Data entries for graphics:
------------

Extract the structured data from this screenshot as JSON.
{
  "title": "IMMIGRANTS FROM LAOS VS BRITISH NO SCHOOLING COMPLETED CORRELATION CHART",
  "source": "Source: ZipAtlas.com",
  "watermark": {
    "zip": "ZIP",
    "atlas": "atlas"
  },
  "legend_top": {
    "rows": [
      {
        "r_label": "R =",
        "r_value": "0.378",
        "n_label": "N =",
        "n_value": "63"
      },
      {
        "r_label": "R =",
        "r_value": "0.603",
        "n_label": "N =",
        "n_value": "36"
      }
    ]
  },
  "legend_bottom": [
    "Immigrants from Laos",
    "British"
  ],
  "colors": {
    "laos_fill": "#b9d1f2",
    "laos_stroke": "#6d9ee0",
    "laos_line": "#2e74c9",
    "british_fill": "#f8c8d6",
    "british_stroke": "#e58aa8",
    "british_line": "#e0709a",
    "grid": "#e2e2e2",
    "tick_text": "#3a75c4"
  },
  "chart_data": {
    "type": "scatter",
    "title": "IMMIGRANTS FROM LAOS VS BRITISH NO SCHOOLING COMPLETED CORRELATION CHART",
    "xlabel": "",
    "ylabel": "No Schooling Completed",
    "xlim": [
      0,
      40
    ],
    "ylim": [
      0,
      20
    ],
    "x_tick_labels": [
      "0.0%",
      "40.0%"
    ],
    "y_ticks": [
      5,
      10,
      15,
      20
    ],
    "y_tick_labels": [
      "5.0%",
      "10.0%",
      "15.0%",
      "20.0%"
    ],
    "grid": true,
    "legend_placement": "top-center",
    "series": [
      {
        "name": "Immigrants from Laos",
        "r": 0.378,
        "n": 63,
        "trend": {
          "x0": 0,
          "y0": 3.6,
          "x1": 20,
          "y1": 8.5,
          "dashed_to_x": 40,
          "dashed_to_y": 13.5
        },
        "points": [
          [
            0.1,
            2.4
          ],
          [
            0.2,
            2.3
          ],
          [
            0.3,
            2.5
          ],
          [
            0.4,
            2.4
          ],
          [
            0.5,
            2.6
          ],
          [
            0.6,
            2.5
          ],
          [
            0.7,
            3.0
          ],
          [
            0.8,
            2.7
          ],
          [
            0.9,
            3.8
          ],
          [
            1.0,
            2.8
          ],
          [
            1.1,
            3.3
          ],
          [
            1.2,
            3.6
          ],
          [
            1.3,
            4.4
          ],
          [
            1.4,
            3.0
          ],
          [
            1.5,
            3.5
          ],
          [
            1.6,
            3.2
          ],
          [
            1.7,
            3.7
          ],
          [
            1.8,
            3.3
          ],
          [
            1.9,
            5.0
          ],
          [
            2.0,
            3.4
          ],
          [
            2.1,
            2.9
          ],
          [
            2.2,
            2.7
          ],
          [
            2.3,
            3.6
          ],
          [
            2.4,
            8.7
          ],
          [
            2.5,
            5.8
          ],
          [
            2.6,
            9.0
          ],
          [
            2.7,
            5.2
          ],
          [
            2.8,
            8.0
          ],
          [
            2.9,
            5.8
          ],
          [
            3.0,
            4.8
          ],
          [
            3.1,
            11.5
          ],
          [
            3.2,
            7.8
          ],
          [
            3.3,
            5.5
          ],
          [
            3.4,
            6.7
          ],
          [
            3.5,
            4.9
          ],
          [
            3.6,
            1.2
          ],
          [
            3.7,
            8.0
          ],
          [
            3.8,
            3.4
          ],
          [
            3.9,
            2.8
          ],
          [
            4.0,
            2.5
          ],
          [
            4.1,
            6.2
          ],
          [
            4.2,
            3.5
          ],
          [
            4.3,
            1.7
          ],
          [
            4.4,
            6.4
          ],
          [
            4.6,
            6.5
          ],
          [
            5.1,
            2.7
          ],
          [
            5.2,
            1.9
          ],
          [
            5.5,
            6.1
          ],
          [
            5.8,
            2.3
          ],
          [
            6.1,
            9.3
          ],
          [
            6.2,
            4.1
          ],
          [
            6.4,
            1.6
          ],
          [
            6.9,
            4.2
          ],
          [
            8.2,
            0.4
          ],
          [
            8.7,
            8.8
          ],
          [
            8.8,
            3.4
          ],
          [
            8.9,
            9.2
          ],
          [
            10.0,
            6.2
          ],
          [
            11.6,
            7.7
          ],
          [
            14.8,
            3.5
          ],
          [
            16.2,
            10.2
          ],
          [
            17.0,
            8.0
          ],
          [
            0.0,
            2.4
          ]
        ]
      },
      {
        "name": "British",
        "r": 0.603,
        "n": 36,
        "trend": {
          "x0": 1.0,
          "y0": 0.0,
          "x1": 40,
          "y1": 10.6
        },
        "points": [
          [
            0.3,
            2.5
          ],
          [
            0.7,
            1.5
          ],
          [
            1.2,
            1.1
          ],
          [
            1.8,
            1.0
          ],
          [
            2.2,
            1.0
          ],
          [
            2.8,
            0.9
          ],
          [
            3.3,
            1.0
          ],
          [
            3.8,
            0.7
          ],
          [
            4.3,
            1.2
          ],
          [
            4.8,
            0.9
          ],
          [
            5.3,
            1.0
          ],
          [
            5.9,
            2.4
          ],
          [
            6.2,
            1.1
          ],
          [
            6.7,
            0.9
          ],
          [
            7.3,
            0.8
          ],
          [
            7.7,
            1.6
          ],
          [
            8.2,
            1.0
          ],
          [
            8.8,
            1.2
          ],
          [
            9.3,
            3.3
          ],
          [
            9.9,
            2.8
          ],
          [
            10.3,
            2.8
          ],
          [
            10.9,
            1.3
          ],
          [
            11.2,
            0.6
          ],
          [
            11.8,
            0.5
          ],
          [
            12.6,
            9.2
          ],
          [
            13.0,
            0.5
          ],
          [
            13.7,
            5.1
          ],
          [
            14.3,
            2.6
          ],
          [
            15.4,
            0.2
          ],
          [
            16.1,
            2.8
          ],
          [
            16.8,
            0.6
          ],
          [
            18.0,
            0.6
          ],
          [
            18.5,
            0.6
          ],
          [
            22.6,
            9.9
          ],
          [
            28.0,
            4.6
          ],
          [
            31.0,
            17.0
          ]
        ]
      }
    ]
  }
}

------------

### TASK OBJECTIVE
Copy, from the material, each line that holds the string "name".

### EXERCISE RESULT
        "name": "Immigrants from Laos",
        "name": "British",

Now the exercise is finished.